Challenge 1: Reproduce the passage on the Atlanta Chiefs' 1968 exhibition match against Manchester City from "On March 28, the" to "manager Joe Mercer.".
Challenge 2: According to the passage on the Atlanta Chiefs and Manchester City, on what date would the Chiefs host their first international exhibition match?
Challenge 3: Write the next part of the account of the Atlanta Chiefs' 1968 season and their exhibition against Manchester City, beginning after its final sentence.

Document section:
=====
On March 28, the Atlanta Constitution reported that the Chiefs would host their first international exhibition match on May 26. The opponent would be Manchester City of the English First Division. City had recently returned to the English top flight and was leading the table at the time of the announcement. Chiefs' Player/Coach/General Manager Phil Woosnam, along with his player/assistants Vic Crowe and Peter McParland, had all played for City manager Joe Mercer.
Atlanta started the 1968 season at the end of March and were inconsistent in the season's first month. As the calendar turned to May, the Chiefs went on a three game winning streak.
Across the pond, Manchester City clinched the First Division championship on the last day of the season on May 11. A 4-3 win at Newcastle, combined with a 2-1 home loss by Manchester United, gave City their second ever First Division crown. The Atlanta Constitution reported on City's win, combined with the Chiefs' fourth straight win in NASL play.
=====
Rows:
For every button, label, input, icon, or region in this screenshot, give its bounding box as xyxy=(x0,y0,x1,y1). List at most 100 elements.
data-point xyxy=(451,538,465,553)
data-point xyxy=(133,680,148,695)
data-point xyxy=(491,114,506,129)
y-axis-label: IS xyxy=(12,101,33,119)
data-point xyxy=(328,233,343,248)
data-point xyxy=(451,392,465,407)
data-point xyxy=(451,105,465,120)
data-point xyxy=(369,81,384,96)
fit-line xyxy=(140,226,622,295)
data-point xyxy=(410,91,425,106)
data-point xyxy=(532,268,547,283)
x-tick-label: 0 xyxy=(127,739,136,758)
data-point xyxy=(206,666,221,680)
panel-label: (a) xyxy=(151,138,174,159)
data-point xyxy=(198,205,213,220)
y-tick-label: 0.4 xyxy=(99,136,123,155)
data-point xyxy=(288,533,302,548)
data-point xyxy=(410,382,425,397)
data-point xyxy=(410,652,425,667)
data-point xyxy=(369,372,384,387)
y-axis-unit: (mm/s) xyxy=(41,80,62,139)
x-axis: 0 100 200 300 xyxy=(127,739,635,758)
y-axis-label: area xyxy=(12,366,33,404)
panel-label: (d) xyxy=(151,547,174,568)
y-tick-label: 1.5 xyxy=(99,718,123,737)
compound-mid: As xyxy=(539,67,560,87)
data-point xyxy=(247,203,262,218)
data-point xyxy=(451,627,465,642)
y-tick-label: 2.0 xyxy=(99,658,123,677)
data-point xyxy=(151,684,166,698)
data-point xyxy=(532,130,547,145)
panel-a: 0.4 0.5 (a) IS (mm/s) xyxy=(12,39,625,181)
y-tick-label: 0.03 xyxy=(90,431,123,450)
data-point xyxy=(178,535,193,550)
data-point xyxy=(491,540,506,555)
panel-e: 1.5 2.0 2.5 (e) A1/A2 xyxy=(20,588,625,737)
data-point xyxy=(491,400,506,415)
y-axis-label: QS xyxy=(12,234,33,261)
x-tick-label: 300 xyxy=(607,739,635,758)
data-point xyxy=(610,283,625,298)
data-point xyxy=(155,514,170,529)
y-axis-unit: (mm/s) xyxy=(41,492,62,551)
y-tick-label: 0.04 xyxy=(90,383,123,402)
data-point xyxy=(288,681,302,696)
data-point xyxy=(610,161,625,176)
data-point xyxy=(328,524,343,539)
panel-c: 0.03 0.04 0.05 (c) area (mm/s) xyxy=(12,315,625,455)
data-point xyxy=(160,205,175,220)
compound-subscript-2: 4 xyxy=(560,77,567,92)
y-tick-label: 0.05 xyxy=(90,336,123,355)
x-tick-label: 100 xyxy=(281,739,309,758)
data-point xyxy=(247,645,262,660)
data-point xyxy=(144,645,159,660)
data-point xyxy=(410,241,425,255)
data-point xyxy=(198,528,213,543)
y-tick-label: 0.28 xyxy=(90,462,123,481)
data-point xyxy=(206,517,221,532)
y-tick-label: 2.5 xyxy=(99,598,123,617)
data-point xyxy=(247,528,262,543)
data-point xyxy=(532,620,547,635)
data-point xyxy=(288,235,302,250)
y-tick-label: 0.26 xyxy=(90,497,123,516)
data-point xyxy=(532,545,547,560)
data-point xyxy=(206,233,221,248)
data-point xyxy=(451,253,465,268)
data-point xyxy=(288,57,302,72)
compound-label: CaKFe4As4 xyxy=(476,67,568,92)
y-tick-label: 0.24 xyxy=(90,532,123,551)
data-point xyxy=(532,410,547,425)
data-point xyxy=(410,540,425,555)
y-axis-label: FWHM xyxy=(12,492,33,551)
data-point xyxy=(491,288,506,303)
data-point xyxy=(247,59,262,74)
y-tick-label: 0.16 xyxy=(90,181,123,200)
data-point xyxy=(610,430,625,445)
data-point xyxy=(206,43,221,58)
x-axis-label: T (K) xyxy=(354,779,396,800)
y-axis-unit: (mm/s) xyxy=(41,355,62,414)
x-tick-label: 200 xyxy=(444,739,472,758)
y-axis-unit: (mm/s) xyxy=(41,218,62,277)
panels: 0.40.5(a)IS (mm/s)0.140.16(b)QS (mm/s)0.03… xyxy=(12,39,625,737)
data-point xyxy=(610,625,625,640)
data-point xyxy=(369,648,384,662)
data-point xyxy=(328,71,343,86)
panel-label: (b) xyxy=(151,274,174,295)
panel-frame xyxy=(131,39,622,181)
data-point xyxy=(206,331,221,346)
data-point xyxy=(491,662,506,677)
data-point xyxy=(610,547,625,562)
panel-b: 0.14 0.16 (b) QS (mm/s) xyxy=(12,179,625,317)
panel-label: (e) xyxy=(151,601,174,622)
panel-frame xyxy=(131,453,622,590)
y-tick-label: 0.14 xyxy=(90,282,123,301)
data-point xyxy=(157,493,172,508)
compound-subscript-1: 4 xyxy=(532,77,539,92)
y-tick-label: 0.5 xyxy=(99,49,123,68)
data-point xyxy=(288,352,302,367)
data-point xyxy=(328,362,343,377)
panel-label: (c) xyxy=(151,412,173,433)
=====
Result 1:
On March 28, the Atlanta Constitution reported that the Chiefs would host their first international exhibition match on May 26. The opponent would be Manchester City of the English First Division. City had recently returned to the English top flight and was leading the table at the time of the announcement. Chiefs' Player/Coach/General Manager Phil Woosnam, along with his player/assistants Vic Crowe and Peter McParland, had all played for City manager Joe Mercer.

Result 2: May 26

Result 3:
Heavy promotion for the match started on May 13 with a party hosted at downtown Atlanta's Merchandise Mart by the British Consulate. Woosnam made it clear that his goal for the match was to set the record attendance for a soccer game in the United States, which was reportedly 40,000 for an exhibition match in New York a few years prior.
The Chiefs had one more NASL match prior to City's visit, a meeting with Atlantic Division rivals New York Generals. The Sunday night match on May 19 was abandoned in the 70th minute with the score 1-1 due to lightning at Atlanta Stadium. Fred Brown wrote in the Atlanta Constitution, "Huge bodies of water collected in the Atlanta Stadium turf and the players began slipping, sliding and splashing like so many ducks on a mill pond."
The excitement for the match with Manchester City was rising with each day in the week prior to kickoff. Woosnam told the Atlanta Constitution on Monday:
"We're all keyed up for Manchester City. The whole team is really quite anxious. We feel like we've got something to prove and we feel that we can win."
Allen Hauck, the Constitution's regular soccer writer, told the story of City's surprising First Division championship on Tuesday in a feature. A key to City's rise was the pairing of manager Joe Mercer and his assistant Malcolm Allison. After a promising youth career was cut short due to tuberculosis and a removed lung, Allison joined City as Mercer's assistant prior to the 1965/1966 season. With their success, the team became known as "Mercer's Marvels."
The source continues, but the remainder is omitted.